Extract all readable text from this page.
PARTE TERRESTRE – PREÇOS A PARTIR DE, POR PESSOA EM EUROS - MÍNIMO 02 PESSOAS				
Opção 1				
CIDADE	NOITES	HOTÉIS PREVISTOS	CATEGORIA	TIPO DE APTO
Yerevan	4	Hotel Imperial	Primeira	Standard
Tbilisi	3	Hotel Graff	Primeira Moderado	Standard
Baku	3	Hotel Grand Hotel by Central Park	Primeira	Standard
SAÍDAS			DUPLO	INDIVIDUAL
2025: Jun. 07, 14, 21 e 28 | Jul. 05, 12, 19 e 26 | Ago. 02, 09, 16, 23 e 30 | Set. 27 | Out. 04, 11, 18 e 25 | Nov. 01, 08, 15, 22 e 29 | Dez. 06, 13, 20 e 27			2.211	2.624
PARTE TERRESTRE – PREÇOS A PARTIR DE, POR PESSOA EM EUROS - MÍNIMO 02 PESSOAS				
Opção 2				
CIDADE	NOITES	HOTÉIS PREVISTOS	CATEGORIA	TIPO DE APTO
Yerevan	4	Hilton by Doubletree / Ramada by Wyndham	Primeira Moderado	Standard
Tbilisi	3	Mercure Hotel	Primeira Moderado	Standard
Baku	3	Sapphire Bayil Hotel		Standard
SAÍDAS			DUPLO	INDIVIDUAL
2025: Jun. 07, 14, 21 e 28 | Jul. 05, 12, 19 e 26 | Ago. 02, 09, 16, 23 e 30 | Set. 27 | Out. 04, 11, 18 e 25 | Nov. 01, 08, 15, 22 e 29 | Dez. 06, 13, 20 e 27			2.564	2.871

• [REQUIREMENT] Every record above must be duplicated exactly.

• [OUTPUT]
Extract all readable text from this page.
PARTE TERRESTRE – PREÇOS A PARTIR DE, POR PESSOA EM EUROS - MÍNIMO 02 PESSOAS				
Opção 1				
CIDADE	NOITES	HOTÉIS PREVISTOS	CATEGORIA	TIPO DE APTO
Yerevan	4	Hotel Imperial	Primeira	Standard
Tbilisi	3	Hotel Graff	Primeira Moderado	Standard
Baku	3	Hotel Grand Hotel by Central Park	Primeira	Standard
SAÍDAS			DUPLO	INDIVIDUAL
2025: Jun. 07, 14, 21 e 28 | Jul. 05, 12, 19 e 26 | Ago. 02, 09, 16, 23 e 30 | Set. 27 | Out. 04, 11, 18 e 25 | Nov. 01, 08, 15, 22 e 29 | Dez. 06, 13, 20 e 27			2.211	2.624
PARTE TERRESTRE – PREÇOS A PARTIR DE, POR PESSOA EM EUROS - MÍNIMO 02 PESSOAS				
Opção 2				
CIDADE	NOITES	HOTÉIS PREVISTOS	CATEGORIA	TIPO DE APTO
Yerevan	4	Hilton by Doubletree / Ramada by Wyndham	Primeira Moderado	Standard
Tbilisi	3	Mercure Hotel	Primeira Moderado	Standard
Baku	3	Sapphire Bayil Hotel		Standard
SAÍDAS			DUPLO	INDIVIDUAL
2025: Jun. 07, 14, 21 e 28 | Jul. 05, 12, 19 e 26 | Ago. 02, 09, 16, 23 e 30 | Set. 27 | Out. 04, 11, 18 e 25 | Nov. 01, 08, 15, 22 e 29 | Dez. 06, 13, 20 e 27			2.564	2.871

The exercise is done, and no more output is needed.